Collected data
** START **

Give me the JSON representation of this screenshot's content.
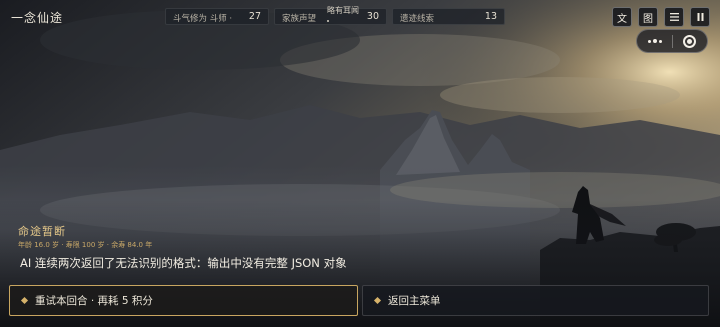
{
  "app": {
    "title": "一念仙途"
  },
  "stats": [
    {
      "label": "斗气修为",
      "rank": "斗师 ·",
      "value": "27"
    },
    {
      "label": "家族声望",
      "tag": "略有耳闻",
      "value": "30"
    },
    {
      "label": "遗迹线索",
      "value": "13"
    }
  ],
  "toolbar": {
    "text_label": "文",
    "image_label": "图",
    "menu_icon": "hamburger-icon",
    "pause_icon": "pause-icon"
  },
  "capsule": {
    "more_icon": "more-dots-icon",
    "close_icon": "target-ring-icon"
  },
  "verdict": {
    "title": "命途暂断",
    "meta": "年龄 16.0 岁 · 寿限 100 岁 · 余寿 84.0 年",
    "message": "AI 连续两次返回了无法识别的格式：输出中没有完整 JSON 对象"
  },
  "choices": [
    {
      "label": "重试本回合 · 再耗 5 积分"
    },
    {
      "label": "返回主菜单"
    }
  ],
  "colors": {
    "accent_gold": "#d6b26a",
    "panel_dark": "#1a1d23",
    "sky_glow": "#f0d9a3"
  }
}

** END **

[Exercise requirements]
The records above should be reproduced exactly, with no pictures included.

[The reply]
Give me the JSON representation of this screenshot's content.
{
  "app": {
    "title": "一念仙途"
  },
  "stats": [
    {
      "label": "斗气修为",
      "rank": "斗师 ·",
      "value": "27"
    },
    {
      "label": "家族声望",
      "tag": "略有耳闻",
      "value": "30"
    },
    {
      "label": "遗迹线索",
      "value": "13"
    }
  ],
  "toolbar": {
    "text_label": "文",
    "image_label": "图",
    "menu_icon": "hamburger-icon",
    "pause_icon": "pause-icon"
  },
  "capsule": {
    "more_icon": "more-dots-icon",
    "close_icon": "target-ring-icon"
  },
  "verdict": {
    "title": "命途暂断",
    "meta": "年龄 16.0 岁 · 寿限 100 岁 · 余寿 84.0 年",
    "message": "AI 连续两次返回了无法识别的格式：输出中没有完整 JSON 对象"
  },
  "choices": [
    {
      "label": "重试本回合 · 再耗 5 积分"
    },
    {
      "label": "返回主菜单"
    }
  ],
  "colors": {
    "accent_gold": "#d6b26a",
    "panel_dark": "#1a1d23",
    "sky_glow": "#f0d9a3"
  }
}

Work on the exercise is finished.